**Exercise:**
Copy the data below exactly.

**Provided material:**
⁂

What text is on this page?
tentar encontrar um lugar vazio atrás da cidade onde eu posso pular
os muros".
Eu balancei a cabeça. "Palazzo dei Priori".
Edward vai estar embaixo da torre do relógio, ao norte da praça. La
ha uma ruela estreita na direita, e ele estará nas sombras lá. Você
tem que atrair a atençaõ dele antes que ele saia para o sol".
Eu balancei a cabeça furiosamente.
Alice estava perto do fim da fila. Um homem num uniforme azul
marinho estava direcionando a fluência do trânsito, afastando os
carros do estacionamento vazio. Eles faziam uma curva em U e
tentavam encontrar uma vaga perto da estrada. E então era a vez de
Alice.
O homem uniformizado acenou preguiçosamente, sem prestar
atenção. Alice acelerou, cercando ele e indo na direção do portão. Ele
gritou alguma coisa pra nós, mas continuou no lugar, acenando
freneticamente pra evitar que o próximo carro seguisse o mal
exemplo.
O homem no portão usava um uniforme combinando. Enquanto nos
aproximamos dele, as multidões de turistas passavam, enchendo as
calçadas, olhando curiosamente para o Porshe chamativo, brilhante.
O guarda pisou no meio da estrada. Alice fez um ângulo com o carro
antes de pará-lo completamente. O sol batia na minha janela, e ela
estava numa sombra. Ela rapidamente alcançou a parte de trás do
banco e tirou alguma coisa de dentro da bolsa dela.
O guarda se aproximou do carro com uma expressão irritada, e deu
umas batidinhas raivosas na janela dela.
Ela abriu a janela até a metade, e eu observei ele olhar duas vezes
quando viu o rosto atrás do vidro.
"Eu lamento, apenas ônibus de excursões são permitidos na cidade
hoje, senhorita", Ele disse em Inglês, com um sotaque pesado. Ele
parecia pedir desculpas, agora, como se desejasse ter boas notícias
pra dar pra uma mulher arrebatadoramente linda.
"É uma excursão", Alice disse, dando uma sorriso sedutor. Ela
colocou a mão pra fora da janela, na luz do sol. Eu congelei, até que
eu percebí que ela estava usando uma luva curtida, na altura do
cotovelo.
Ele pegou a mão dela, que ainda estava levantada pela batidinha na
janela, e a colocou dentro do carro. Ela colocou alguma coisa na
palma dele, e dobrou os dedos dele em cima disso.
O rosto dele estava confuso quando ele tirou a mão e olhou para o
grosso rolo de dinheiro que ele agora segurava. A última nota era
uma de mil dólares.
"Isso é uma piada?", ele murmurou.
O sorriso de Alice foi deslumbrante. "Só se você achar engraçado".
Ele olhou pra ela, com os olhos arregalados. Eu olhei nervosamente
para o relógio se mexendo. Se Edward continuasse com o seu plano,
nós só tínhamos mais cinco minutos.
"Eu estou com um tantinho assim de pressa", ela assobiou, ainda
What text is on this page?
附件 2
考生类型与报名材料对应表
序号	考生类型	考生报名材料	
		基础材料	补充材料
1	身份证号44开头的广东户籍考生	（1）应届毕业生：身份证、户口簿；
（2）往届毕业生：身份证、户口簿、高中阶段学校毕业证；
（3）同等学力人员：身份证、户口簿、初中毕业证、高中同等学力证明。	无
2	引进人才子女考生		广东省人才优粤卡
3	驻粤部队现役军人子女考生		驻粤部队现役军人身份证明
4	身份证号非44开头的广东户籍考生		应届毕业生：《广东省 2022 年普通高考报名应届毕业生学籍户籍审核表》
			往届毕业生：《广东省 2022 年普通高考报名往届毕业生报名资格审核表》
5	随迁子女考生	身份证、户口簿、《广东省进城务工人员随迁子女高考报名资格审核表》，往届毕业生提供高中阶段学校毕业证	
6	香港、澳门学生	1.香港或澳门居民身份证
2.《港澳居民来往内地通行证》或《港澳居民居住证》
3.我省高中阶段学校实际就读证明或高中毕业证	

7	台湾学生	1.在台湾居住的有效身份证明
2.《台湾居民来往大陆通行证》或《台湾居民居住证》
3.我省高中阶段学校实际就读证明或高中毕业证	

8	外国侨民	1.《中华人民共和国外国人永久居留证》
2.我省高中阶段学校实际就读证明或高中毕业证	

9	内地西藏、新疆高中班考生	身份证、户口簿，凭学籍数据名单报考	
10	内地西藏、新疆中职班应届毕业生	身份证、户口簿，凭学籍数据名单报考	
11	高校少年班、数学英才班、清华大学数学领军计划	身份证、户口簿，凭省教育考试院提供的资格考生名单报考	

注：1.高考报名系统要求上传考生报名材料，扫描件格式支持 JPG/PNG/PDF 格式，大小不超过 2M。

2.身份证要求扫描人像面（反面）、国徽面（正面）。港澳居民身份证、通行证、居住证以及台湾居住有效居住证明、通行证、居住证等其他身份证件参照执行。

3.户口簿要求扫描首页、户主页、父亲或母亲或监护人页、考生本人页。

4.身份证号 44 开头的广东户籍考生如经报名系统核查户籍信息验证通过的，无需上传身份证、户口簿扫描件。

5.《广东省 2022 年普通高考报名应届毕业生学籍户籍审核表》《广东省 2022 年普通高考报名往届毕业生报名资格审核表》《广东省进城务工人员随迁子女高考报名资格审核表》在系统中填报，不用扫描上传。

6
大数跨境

⁂

**Answer for this exercise:**
What text is on this page?
tentar encontrar um lugar vazio atrás da cidade onde eu posso pular
os muros".
Eu balancei a cabeça. "Palazzo dei Priori".
Edward vai estar embaixo da torre do relógio, ao norte da praça. La
ha uma ruela estreita na direita, e ele estará nas sombras lá. Você
tem que atrair a atençaõ dele antes que ele saia para o sol".
Eu balancei a cabeça furiosamente.
Alice estava perto do fim da fila. Um homem num uniforme azul
marinho estava direcionando a fluência do trânsito, afastando os
carros do estacionamento vazio. Eles faziam uma curva em U e
tentavam encontrar uma vaga perto da estrada. E então era a vez de
Alice.
O homem uniformizado acenou preguiçosamente, sem prestar
atenção. Alice acelerou, cercando ele e indo na direção do portão. Ele
gritou alguma coisa pra nós, mas continuou no lugar, acenando
freneticamente pra evitar que o próximo carro seguisse o mal
exemplo.
O homem no portão usava um uniforme combinando. Enquanto nos
aproximamos dele, as multidões de turistas passavam, enchendo as
calçadas, olhando curiosamente para o Porshe chamativo, brilhante.
O guarda pisou no meio da estrada. Alice fez um ângulo com o carro
antes de pará-lo completamente. O sol batia na minha janela, e ela
estava numa sombra. Ela rapidamente alcançou a parte de trás do
banco e tirou alguma coisa de dentro da bolsa dela.
O guarda se aproximou do carro com uma expressão irritada, e deu
umas batidinhas raivosas na janela dela.
Ela abriu a janela até a metade, e eu observei ele olhar duas vezes
quando viu o rosto atrás do vidro.
"Eu lamento, apenas ônibus de excursões são permitidos na cidade
hoje, senhorita", Ele disse em Inglês, com um sotaque pesado. Ele
parecia pedir desculpas, agora, como se desejasse ter boas notícias
pra dar pra uma mulher arrebatadoramente linda.
"É uma excursão", Alice disse, dando uma sorriso sedutor. Ela
colocou a mão pra fora da janela, na luz do sol. Eu congelei, até que
eu percebí que ela estava usando uma luva curtida, na altura do
cotovelo.
Ele pegou a mão dela, que ainda estava levantada pela batidinha na
janela, e a colocou dentro do carro. Ela colocou alguma coisa na
palma dele, e dobrou os dedos dele em cima disso.
O rosto dele estava confuso quando ele tirou a mão e olhou para o
grosso rolo de dinheiro que ele agora segurava. A última nota era
uma de mil dólares.
"Isso é uma piada?", ele murmurou.
O sorriso de Alice foi deslumbrante. "Só se você achar engraçado".
Ele olhou pra ela, com os olhos arregalados. Eu olhei nervosamente
para o relógio se mexendo. Se Edward continuasse com o seu plano,
nós só tínhamos mais cinco minutos.
"Eu estou com um tantinho assim de pressa", ela assobiou, ainda
What text is on this page?
附件 2
考生类型与报名材料对应表
序号	考生类型	考生报名材料	
		基础材料	补充材料
1	身份证号44开头的广东户籍考生	（1）应届毕业生：身份证、户口簿；
（2）往届毕业生：身份证、户口簿、高中阶段学校毕业证；
（3）同等学力人员：身份证、户口簿、初中毕业证、高中同等学力证明。	无
2	引进人才子女考生		广东省人才优粤卡
3	驻粤部队现役军人子女考生		驻粤部队现役军人身份证明
4	身份证号非44开头的广东户籍考生		应届毕业生：《广东省 2022 年普通高考报名应届毕业生学籍户籍审核表》
			往届毕业生：《广东省 2022 年普通高考报名往届毕业生报名资格审核表》
5	随迁子女考生	身份证、户口簿、《广东省进城务工人员随迁子女高考报名资格审核表》，往届毕业生提供高中阶段学校毕业证	
6	香港、澳门学生	1.香港或澳门居民身份证
2.《港澳居民来往内地通行证》或《港澳居民居住证》
3.我省高中阶段学校实际就读证明或高中毕业证	

7	台湾学生	1.在台湾居住的有效身份证明
2.《台湾居民来往大陆通行证》或《台湾居民居住证》
3.我省高中阶段学校实际就读证明或高中毕业证	

8	外国侨民	1.《中华人民共和国外国人永久居留证》
2.我省高中阶段学校实际就读证明或高中毕业证	

9	内地西藏、新疆高中班考生	身份证、户口簿，凭学籍数据名单报考	
10	内地西藏、新疆中职班应届毕业生	身份证、户口簿，凭学籍数据名单报考	
11	高校少年班、数学英才班、清华大学数学领军计划	身份证、户口簿，凭省教育考试院提供的资格考生名单报考	

注：1.高考报名系统要求上传考生报名材料，扫描件格式支持 JPG/PNG/PDF 格式，大小不超过 2M。

2.身份证要求扫描人像面（反面）、国徽面（正面）。港澳居民身份证、通行证、居住证以及台湾居住有效居住证明、通行证、居住证等其他身份证件参照执行。

3.户口簿要求扫描首页、户主页、父亲或母亲或监护人页、考生本人页。

4.身份证号 44 开头的广东户籍考生如经报名系统核查户籍信息验证通过的，无需上传身份证、户口簿扫描件。

5.《广东省 2022 年普通高考报名应届毕业生学籍户籍审核表》《广东省 2022 年普通高考报名往届毕业生报名资格审核表》《广东省进城务工人员随迁子女高考报名资格审核表》在系统中填报，不用扫描上传。

6
大数跨境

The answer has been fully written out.